Hunt for the word "name" across the entries below, copying each line that holds it.

### [Supplied data]
━━━━━━━━

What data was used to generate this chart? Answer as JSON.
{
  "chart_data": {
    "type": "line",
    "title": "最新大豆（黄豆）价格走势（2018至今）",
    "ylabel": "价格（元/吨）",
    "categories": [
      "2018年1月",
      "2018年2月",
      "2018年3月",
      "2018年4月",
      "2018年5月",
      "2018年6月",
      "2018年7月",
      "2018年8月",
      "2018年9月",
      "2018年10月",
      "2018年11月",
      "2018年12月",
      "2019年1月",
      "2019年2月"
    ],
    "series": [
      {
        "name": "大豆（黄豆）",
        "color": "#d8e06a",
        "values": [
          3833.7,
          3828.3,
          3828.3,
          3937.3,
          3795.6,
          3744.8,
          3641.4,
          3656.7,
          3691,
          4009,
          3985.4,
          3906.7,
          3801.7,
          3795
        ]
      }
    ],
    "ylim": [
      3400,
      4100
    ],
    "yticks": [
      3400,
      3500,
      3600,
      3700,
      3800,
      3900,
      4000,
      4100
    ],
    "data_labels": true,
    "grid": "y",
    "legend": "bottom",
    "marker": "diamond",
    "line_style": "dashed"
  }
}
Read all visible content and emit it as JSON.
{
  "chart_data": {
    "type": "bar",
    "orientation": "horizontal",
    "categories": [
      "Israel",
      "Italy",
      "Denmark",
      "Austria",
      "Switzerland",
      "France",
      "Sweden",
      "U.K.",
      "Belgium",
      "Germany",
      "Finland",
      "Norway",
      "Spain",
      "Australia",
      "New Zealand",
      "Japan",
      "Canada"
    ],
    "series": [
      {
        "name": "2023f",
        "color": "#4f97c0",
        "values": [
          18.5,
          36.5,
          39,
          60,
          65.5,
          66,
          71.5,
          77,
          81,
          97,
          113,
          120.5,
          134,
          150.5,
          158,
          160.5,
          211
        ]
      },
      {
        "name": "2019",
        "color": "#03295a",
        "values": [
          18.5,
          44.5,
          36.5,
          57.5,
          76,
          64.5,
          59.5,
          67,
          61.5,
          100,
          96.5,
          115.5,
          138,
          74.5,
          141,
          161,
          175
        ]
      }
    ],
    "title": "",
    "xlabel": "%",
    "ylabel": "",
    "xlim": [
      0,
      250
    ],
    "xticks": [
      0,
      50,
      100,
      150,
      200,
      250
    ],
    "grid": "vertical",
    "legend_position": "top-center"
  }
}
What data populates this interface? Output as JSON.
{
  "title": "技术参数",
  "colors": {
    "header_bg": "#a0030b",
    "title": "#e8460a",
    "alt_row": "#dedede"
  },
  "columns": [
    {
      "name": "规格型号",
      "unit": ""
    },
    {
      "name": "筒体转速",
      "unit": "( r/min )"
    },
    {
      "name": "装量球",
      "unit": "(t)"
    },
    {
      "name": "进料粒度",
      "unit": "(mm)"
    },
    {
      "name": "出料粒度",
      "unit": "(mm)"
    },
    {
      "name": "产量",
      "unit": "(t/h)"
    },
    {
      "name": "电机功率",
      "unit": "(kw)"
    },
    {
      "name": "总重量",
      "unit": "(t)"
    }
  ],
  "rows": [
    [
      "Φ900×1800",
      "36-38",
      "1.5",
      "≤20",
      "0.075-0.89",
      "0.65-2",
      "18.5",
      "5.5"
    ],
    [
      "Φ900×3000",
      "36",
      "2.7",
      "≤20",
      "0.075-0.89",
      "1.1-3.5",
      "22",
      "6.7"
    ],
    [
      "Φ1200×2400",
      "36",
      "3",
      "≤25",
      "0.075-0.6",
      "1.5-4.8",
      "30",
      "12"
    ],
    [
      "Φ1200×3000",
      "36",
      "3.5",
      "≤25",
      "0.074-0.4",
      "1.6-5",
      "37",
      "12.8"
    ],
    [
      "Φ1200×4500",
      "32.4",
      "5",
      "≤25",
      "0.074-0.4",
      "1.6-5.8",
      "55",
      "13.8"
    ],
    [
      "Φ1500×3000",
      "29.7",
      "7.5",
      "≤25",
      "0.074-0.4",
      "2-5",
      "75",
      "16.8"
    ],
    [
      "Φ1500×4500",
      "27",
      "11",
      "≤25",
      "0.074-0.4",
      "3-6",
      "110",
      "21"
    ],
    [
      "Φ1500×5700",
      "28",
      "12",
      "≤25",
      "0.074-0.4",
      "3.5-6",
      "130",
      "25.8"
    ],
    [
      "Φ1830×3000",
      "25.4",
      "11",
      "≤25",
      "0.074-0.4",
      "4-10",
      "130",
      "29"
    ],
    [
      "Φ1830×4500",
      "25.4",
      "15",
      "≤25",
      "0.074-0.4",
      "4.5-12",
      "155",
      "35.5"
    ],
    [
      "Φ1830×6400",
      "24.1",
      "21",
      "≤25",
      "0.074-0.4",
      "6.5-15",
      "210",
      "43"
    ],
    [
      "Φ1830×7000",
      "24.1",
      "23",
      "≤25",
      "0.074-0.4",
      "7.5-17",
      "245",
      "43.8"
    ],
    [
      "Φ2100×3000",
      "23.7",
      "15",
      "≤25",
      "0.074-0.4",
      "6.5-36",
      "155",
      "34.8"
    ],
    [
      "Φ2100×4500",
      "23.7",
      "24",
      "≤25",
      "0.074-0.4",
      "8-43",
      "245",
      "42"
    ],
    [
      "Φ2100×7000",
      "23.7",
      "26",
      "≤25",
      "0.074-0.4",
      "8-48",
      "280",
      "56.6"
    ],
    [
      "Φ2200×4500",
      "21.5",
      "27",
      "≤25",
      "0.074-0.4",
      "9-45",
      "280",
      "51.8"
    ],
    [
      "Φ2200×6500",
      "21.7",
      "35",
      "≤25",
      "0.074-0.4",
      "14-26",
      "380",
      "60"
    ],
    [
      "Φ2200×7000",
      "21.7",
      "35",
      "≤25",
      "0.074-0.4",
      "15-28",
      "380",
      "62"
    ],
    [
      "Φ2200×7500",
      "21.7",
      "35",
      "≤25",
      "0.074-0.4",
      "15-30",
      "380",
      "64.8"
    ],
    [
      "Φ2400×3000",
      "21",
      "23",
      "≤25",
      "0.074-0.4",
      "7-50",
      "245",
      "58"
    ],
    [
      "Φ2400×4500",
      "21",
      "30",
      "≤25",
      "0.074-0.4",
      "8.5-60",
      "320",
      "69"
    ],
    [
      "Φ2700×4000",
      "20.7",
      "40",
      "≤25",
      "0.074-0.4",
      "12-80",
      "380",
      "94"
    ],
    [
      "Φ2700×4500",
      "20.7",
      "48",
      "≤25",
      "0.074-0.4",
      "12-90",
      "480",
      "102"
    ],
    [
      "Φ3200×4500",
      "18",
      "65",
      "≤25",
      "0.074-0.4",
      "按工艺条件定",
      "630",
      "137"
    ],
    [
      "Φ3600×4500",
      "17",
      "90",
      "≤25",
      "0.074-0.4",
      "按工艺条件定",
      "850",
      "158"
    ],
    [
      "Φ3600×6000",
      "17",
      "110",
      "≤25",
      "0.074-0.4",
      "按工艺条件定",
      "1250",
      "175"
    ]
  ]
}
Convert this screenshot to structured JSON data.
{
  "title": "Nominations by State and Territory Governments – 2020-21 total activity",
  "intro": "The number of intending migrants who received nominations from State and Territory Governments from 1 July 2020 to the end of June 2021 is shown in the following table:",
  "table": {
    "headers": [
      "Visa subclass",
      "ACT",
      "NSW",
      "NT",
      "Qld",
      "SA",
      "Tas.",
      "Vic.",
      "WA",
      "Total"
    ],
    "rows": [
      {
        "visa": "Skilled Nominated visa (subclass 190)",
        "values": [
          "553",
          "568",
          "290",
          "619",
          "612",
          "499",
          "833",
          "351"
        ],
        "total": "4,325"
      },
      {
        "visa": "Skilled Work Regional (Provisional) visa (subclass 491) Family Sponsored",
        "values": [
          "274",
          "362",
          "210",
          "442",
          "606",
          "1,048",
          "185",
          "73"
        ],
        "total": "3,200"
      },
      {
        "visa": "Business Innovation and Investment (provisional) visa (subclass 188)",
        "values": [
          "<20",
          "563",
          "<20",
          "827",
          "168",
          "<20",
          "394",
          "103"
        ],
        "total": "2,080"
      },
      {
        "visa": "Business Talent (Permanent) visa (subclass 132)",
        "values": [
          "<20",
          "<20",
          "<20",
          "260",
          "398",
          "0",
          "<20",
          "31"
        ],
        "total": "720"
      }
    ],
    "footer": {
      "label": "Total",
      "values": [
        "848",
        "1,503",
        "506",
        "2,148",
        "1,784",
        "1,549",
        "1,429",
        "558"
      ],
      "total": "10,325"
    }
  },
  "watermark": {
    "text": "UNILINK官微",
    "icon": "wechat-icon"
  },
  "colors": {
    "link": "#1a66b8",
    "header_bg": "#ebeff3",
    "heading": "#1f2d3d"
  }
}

━━━━━━━━

### [Answer below]
        "name": "大豆（黄豆）",
        "name": "2023f",
        "name": "2019",
      "name": "规格型号",
      "name": "筒体转速",
      "name": "装量球",
      "name": "进料粒度",
      "name": "出料粒度",
      "name": "产量",
      "name": "电机功率",
      "name": "总重量",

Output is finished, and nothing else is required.